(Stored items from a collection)
·····

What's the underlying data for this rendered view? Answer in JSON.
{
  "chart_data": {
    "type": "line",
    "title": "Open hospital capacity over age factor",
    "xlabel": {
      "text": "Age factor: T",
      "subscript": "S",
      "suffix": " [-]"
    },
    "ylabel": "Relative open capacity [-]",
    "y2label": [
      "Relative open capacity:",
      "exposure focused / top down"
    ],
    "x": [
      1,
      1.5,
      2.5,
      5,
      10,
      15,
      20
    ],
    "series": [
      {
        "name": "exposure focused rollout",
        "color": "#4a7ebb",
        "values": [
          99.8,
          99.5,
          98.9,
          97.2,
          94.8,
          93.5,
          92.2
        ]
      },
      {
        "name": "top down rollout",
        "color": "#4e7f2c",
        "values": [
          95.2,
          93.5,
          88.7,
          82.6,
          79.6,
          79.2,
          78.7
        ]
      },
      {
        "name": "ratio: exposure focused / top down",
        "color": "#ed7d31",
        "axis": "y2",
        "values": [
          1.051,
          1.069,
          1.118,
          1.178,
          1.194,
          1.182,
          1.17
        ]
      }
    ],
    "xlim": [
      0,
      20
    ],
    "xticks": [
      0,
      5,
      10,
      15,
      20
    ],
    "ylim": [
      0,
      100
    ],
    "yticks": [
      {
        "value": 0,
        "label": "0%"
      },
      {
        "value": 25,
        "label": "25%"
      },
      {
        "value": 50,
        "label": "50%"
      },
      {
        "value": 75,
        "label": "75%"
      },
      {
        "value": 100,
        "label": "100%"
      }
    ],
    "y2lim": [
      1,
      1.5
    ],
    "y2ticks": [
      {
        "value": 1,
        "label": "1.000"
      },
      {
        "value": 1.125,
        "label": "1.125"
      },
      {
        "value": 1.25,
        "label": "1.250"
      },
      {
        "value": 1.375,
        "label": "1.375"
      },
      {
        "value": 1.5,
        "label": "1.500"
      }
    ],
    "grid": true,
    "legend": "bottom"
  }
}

·····

Directions for this task -
Every line containing the string "capacity" must be listed.

Response to this task -
    "title": "Open hospital capacity over age factor",
    "ylabel": "Relative open capacity [-]",
      "Relative open capacity:",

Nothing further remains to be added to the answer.